* EXERCISE PROMPT
Go through the data below. Pull out every line that has the word "background".

* start *

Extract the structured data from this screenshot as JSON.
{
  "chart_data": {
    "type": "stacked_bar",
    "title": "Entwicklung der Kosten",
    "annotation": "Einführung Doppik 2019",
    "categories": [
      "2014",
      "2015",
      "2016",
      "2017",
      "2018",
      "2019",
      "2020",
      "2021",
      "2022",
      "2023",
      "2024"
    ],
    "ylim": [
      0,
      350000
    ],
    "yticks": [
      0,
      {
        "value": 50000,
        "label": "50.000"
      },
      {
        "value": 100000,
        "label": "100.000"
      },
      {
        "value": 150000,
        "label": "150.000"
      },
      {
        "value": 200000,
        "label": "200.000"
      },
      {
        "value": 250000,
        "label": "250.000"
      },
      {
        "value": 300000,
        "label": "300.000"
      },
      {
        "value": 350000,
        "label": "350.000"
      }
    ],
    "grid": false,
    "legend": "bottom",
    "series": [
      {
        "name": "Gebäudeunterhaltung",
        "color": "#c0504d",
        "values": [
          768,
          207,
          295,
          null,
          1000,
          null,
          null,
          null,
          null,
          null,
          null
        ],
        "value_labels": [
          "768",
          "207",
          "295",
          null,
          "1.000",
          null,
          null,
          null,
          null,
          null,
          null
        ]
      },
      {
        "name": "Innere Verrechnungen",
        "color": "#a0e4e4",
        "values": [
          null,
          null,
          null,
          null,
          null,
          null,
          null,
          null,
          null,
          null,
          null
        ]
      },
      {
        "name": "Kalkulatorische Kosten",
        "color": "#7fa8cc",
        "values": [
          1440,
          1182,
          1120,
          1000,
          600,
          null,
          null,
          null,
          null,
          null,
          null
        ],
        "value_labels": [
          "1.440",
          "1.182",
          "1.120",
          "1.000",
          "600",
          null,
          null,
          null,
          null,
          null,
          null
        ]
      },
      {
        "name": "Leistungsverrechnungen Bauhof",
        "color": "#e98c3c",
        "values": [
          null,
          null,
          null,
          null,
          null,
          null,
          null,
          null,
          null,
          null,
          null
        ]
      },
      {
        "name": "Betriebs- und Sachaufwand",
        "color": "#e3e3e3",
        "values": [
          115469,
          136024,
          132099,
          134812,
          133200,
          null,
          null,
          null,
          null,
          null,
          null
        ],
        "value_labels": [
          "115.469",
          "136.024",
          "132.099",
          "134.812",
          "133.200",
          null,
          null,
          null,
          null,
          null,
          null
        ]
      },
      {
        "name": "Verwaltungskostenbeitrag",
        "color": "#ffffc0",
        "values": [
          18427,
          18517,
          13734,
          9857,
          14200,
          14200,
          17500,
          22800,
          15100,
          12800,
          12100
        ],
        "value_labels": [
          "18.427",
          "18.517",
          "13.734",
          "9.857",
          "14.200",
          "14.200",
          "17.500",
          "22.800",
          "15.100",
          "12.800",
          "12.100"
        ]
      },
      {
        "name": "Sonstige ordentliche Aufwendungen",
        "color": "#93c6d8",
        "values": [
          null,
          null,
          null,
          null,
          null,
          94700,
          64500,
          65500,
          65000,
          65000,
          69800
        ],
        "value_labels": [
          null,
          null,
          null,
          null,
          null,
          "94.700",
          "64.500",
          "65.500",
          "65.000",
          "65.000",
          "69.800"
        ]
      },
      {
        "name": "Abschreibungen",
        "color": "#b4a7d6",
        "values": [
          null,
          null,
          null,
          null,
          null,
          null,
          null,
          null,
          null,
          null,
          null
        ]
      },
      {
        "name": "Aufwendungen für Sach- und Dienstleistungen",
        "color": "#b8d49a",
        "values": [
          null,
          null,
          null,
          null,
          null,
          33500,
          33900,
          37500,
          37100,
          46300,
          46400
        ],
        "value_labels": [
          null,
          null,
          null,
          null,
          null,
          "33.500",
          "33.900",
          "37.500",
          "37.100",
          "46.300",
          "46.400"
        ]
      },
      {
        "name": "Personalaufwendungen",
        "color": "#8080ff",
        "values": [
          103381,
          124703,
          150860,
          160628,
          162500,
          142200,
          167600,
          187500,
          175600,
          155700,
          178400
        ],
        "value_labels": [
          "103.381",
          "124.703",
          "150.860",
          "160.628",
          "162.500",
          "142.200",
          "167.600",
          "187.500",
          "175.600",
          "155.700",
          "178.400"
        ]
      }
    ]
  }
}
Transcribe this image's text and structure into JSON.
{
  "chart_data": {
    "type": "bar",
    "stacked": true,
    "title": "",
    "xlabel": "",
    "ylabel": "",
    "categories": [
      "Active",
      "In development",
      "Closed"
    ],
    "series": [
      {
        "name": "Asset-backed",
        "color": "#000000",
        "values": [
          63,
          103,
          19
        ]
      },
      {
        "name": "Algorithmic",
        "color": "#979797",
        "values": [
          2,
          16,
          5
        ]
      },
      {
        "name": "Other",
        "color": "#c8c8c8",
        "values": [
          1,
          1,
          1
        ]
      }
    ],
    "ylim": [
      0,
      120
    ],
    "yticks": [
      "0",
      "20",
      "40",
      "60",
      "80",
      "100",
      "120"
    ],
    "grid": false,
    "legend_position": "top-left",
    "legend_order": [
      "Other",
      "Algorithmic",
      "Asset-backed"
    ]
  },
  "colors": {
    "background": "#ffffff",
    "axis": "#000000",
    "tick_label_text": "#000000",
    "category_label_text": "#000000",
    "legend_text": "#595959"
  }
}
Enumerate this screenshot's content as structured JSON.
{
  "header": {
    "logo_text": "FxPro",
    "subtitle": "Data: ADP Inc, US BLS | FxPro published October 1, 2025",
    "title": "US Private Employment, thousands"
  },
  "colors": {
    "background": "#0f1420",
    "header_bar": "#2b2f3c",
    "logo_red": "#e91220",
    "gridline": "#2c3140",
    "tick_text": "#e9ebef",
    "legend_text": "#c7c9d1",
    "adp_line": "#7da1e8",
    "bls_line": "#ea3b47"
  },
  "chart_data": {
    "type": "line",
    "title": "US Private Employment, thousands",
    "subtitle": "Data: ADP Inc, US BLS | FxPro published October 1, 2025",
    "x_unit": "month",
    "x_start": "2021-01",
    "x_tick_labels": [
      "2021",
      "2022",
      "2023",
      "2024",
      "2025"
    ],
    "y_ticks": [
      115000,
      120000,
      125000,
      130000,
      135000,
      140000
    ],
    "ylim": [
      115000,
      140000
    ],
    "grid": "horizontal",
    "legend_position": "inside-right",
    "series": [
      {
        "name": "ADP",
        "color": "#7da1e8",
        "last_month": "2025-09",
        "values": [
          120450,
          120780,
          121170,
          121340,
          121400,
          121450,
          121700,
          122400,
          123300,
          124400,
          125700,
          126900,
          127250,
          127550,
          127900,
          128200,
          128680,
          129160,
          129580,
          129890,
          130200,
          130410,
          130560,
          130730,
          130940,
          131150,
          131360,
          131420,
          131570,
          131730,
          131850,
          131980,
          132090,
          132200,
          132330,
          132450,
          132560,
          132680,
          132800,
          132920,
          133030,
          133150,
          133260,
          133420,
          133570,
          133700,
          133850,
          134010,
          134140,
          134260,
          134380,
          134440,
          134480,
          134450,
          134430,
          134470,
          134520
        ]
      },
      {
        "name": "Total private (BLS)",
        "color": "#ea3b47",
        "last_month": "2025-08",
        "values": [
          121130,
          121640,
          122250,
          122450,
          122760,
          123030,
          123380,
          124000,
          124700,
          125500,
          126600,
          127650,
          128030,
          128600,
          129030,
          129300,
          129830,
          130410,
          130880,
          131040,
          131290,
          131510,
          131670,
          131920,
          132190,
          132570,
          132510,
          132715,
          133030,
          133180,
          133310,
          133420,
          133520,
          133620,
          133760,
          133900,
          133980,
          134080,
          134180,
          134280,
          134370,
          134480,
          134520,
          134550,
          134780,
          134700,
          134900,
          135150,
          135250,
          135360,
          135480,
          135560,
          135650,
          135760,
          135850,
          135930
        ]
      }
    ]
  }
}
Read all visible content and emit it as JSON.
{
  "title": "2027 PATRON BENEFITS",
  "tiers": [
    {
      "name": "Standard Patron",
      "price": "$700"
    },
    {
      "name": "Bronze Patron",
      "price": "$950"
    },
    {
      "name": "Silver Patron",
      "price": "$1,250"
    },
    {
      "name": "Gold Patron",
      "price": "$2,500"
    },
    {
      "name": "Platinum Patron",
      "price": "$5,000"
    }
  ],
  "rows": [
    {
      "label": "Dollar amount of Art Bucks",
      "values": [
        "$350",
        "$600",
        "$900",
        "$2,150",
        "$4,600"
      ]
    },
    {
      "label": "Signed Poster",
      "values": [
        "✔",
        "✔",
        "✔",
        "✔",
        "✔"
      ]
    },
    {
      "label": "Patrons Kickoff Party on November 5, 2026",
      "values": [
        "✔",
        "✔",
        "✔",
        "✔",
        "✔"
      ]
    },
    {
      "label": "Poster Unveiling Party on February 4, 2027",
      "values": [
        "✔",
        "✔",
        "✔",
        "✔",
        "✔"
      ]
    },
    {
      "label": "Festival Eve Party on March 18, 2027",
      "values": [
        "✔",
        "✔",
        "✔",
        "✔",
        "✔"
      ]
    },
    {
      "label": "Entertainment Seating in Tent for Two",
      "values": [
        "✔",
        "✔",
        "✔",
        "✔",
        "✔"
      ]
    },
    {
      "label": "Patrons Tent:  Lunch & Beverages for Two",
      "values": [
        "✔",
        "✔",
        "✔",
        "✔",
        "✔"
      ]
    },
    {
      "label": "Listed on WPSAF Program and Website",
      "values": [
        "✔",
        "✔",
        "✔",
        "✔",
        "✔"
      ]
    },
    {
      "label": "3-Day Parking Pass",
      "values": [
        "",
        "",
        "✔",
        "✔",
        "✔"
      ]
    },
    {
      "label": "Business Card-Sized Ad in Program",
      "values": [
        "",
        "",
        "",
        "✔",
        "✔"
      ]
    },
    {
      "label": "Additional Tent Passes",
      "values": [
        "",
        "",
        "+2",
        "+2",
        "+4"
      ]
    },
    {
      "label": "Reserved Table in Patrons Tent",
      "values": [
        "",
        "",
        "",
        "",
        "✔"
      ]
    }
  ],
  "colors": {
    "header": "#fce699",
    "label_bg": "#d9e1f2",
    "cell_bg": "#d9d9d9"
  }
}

* end *

* RESULT BELOW
    "background": "#ffffff",
    "background": "#0f1420",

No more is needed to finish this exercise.